### Task statement
Reproduce each of the lines below word for word, leaving out the picture.

### Dataset rows
────────────────────

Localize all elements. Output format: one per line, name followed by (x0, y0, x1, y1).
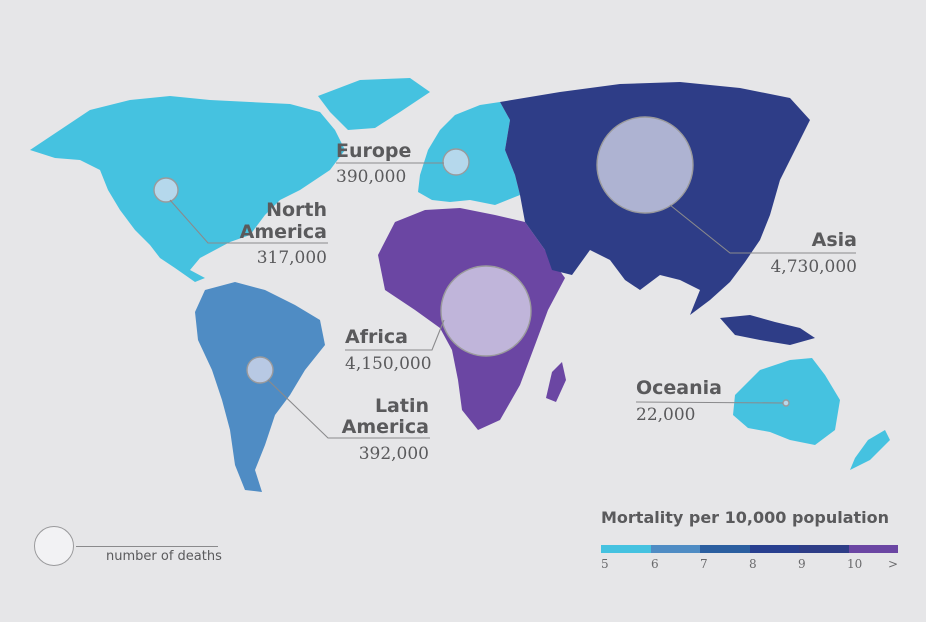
label-oceania-name: Oceania (636, 377, 722, 399)
label-europe-deaths: 390,000 (336, 167, 406, 187)
region-new-zealand[interactable] (850, 430, 890, 470)
legend-tick-5: 5 (601, 557, 609, 571)
label-north-america-line2: America (240, 221, 327, 243)
legend-swatch-6 (848, 545, 898, 553)
label-asia-deaths: 4,730,000 (770, 257, 857, 277)
bubble-africa[interactable] (440, 265, 532, 357)
label-latin-america-line2: America (342, 416, 429, 438)
leader-africa (345, 319, 445, 351)
legend-tick-10: 10 (847, 557, 863, 571)
size-key-circle (34, 526, 74, 566)
bubble-europe[interactable] (442, 148, 470, 176)
size-key-line (76, 546, 218, 547)
legend-tick-9: 9 (798, 557, 806, 571)
bubble-north-america[interactable] (153, 177, 179, 203)
legend-swatch-2 (650, 545, 700, 553)
legend-swatch-1 (601, 545, 651, 553)
region-europe[interactable] (418, 102, 520, 205)
label-north-america-deaths: 317,000 (257, 248, 327, 268)
legend-tick-more: > (888, 557, 899, 571)
bubble-oceania[interactable] (782, 399, 790, 407)
label-north-america-line1: North (266, 199, 327, 221)
leader-latin-america (267, 379, 430, 439)
legend-swatch-5 (799, 545, 849, 553)
label-africa-name: Africa (345, 326, 408, 348)
label-europe-name: Europe (336, 140, 411, 162)
legend-swatch-4 (749, 545, 799, 553)
legend-swatch-3 (700, 545, 750, 553)
region-north-america[interactable] (30, 96, 345, 282)
region-latin-america[interactable] (195, 282, 325, 492)
leader-oceania (635, 401, 784, 404)
label-latin-america-deaths: 392,000 (359, 444, 429, 464)
size-key-label: number of deaths (106, 549, 222, 564)
leader-north-america (169, 199, 328, 244)
legend-color-bar (601, 545, 898, 553)
label-latin-america-line1: Latin (375, 395, 429, 417)
legend-title: Mortality per 10,000 population (601, 508, 890, 527)
bubble-asia[interactable] (596, 116, 694, 214)
label-asia-name: Asia (812, 229, 857, 251)
bubble-latin-america[interactable] (246, 356, 274, 384)
region-madagascar[interactable] (546, 362, 566, 402)
label-africa-deaths: 4,150,000 (345, 354, 432, 374)
region-se-asia-islands[interactable] (720, 315, 815, 345)
label-oceania-deaths: 22,000 (636, 405, 695, 425)
leader-asia (669, 204, 856, 254)
legend-tick-7: 7 (700, 557, 708, 571)
legend-tick-8: 8 (749, 557, 757, 571)
legend-tick-6: 6 (651, 557, 659, 571)
region-greenland[interactable] (318, 78, 430, 130)
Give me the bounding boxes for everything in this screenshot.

────────────────────

### Task solution
Localize all elements. Output format: one per line, name followed by (x0, y0, x1, y1).
label-oceania-name: Oceania (636, 377, 722, 399)
label-europe-deaths: 390,000 (336, 167, 406, 187)
region-new-zealand[interactable] (850, 430, 890, 470)
legend-tick-5: 5 (601, 557, 609, 571)
label-north-america-line2: America (240, 221, 327, 243)
legend-swatch-6 (848, 545, 898, 553)
label-asia-deaths: 4,730,000 (770, 257, 857, 277)
bubble-africa[interactable] (440, 265, 532, 357)
label-latin-america-line2: America (342, 416, 429, 438)
leader-africa (345, 319, 445, 351)
legend-tick-10: 10 (847, 557, 863, 571)
size-key-circle (34, 526, 74, 566)
bubble-europe[interactable] (442, 148, 470, 176)
size-key-line (76, 546, 218, 547)
legend-tick-9: 9 (798, 557, 806, 571)
bubble-north-america[interactable] (153, 177, 179, 203)
legend-swatch-2 (650, 545, 700, 553)
legend-swatch-1 (601, 545, 651, 553)
region-europe[interactable] (418, 102, 520, 205)
label-north-america-deaths: 317,000 (257, 248, 327, 268)
legend-tick-more: > (888, 557, 899, 571)
bubble-oceania[interactable] (782, 399, 790, 407)
label-north-america-line1: North (266, 199, 327, 221)
leader-latin-america (267, 379, 430, 439)
legend-swatch-5 (799, 545, 849, 553)
label-africa-name: Africa (345, 326, 408, 348)
label-europe-name: Europe (336, 140, 411, 162)
legend-swatch-4 (749, 545, 799, 553)
legend-swatch-3 (700, 545, 750, 553)
region-north-america[interactable] (30, 96, 345, 282)
region-latin-america[interactable] (195, 282, 325, 492)
leader-oceania (635, 401, 784, 404)
label-latin-america-deaths: 392,000 (359, 444, 429, 464)
size-key-label: number of deaths (106, 549, 222, 564)
leader-north-america (169, 199, 328, 244)
legend-color-bar (601, 545, 898, 553)
label-latin-america-line1: Latin (375, 395, 429, 417)
legend-title: Mortality per 10,000 population (601, 508, 890, 527)
bubble-asia[interactable] (596, 116, 694, 214)
label-asia-name: Asia (812, 229, 857, 251)
bubble-latin-america[interactable] (246, 356, 274, 384)
region-madagascar[interactable] (546, 362, 566, 402)
label-africa-deaths: 4,150,000 (345, 354, 432, 374)
region-se-asia-islands[interactable] (720, 315, 815, 345)
label-oceania-deaths: 22,000 (636, 405, 695, 425)
leader-asia (669, 204, 856, 254)
legend-tick-7: 7 (700, 557, 708, 571)
legend-tick-8: 8 (749, 557, 757, 571)
legend-tick-6: 6 (651, 557, 659, 571)
region-greenland[interactable] (318, 78, 430, 130)
Give me the bounding boxes for everything in this screenshot.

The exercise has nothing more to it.